**Work to be completed**
Go through the material below and copy each line where the word "variant" appears.
--- start Supplied records ---
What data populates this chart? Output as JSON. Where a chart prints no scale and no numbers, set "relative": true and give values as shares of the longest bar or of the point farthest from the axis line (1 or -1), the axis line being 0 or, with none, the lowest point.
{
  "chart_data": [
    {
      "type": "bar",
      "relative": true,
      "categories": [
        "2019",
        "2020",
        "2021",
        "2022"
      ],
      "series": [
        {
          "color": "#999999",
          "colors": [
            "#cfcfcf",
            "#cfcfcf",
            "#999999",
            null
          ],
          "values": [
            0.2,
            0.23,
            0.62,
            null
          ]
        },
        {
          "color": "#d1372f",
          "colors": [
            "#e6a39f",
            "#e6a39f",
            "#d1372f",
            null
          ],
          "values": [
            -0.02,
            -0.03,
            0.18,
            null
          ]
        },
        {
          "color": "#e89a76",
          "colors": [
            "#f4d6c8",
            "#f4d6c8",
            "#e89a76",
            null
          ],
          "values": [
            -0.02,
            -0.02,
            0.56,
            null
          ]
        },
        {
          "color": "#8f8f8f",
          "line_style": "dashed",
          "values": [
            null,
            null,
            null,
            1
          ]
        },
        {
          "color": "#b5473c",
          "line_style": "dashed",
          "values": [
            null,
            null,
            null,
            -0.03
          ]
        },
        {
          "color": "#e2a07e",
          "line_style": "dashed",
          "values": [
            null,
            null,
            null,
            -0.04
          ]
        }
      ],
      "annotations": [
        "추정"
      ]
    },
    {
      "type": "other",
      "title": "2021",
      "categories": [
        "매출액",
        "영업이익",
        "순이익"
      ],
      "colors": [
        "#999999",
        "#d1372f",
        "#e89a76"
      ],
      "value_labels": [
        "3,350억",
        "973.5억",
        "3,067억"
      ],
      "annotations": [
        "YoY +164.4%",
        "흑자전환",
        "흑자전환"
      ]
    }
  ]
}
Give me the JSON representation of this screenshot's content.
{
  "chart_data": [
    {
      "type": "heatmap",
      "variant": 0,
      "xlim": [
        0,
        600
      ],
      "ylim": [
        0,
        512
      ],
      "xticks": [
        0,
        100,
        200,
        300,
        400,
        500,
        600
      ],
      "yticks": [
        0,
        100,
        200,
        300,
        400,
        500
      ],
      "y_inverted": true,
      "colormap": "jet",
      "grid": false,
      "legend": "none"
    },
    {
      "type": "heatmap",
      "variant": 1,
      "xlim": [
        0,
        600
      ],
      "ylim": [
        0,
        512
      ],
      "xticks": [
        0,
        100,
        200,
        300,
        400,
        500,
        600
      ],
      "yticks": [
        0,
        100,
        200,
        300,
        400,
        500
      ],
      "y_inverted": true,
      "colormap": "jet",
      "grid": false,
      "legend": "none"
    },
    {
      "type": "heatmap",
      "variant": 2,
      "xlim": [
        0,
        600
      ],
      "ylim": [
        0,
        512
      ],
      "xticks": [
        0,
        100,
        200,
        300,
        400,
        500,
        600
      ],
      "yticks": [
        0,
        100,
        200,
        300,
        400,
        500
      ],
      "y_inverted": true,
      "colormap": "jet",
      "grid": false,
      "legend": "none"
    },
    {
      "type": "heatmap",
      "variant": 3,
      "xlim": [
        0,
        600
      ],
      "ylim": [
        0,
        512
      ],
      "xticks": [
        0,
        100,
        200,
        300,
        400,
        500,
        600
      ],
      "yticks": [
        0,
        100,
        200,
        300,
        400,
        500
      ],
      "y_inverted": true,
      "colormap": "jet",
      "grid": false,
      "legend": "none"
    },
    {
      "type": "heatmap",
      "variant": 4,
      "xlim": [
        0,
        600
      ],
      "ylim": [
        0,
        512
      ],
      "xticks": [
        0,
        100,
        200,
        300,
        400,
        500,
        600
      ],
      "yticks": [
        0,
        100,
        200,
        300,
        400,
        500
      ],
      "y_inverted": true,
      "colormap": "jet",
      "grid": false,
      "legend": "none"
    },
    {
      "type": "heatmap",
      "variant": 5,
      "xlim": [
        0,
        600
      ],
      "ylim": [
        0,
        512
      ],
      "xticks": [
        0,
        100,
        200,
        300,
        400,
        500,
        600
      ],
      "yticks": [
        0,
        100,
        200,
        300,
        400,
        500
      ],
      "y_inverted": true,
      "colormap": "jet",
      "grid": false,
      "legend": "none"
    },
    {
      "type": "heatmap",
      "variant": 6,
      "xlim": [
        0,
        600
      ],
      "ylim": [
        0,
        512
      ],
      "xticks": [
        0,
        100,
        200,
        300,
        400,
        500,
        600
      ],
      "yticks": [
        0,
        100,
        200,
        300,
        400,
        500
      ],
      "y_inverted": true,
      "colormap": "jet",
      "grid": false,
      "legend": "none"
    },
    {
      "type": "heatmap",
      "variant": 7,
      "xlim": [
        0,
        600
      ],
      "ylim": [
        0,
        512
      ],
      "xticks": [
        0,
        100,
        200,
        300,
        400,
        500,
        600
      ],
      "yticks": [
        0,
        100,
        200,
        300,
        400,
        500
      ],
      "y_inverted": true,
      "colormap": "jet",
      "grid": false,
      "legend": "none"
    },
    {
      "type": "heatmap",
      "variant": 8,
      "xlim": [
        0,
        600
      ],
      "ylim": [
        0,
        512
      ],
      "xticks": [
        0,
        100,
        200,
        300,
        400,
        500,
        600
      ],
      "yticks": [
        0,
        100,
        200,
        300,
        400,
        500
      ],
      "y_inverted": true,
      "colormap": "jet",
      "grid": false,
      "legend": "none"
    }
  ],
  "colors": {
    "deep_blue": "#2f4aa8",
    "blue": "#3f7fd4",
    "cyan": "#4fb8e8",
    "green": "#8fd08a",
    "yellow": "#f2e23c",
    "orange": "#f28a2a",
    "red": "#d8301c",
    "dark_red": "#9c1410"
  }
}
--- end Supplied records ---
**Answer to the problem**
      "variant": 0,
      "variant": 1,
      "variant": 2,
      "variant": 3,
      "variant": 4,
      "variant": 5,
      "variant": 6,
      "variant": 7,
      "variant": 8,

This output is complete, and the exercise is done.